Stored records:
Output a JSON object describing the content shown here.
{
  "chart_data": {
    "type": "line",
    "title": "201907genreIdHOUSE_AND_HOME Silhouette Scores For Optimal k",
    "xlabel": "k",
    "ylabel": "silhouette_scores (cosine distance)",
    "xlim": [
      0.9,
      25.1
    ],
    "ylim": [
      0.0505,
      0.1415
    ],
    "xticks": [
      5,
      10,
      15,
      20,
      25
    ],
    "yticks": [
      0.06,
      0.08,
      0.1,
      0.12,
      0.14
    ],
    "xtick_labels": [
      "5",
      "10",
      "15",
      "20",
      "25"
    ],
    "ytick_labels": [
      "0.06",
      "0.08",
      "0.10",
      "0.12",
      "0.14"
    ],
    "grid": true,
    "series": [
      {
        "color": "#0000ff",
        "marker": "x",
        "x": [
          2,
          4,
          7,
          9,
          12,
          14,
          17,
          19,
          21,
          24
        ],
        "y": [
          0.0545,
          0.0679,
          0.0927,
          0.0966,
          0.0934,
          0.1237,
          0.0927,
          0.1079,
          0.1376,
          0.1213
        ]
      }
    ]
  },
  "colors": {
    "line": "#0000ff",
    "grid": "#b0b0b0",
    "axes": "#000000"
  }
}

WHAT IS BEING ASKED => Reproduce each entry exactly, leaving out nothing.

EXERCISE RESULT =>
Output a JSON object describing the content shown here.
{
  "chart_data": {
    "type": "line",
    "title": "201907genreIdHOUSE_AND_HOME Silhouette Scores For Optimal k",
    "xlabel": "k",
    "ylabel": "silhouette_scores (cosine distance)",
    "xlim": [
      0.9,
      25.1
    ],
    "ylim": [
      0.0505,
      0.1415
    ],
    "xticks": [
      5,
      10,
      15,
      20,
      25
    ],
    "yticks": [
      0.06,
      0.08,
      0.1,
      0.12,
      0.14
    ],
    "xtick_labels": [
      "5",
      "10",
      "15",
      "20",
      "25"
    ],
    "ytick_labels": [
      "0.06",
      "0.08",
      "0.10",
      "0.12",
      "0.14"
    ],
    "grid": true,
    "series": [
      {
        "color": "#0000ff",
        "marker": "x",
        "x": [
          2,
          4,
          7,
          9,
          12,
          14,
          17,
          19,
          21,
          24
        ],
        "y": [
          0.0545,
          0.0679,
          0.0927,
          0.0966,
          0.0934,
          0.1237,
          0.0927,
          0.1079,
          0.1376,
          0.1213
        ]
      }
    ]
  },
  "colors": {
    "line": "#0000ff",
    "grid": "#b0b0b0",
    "axes": "#000000"
  }
}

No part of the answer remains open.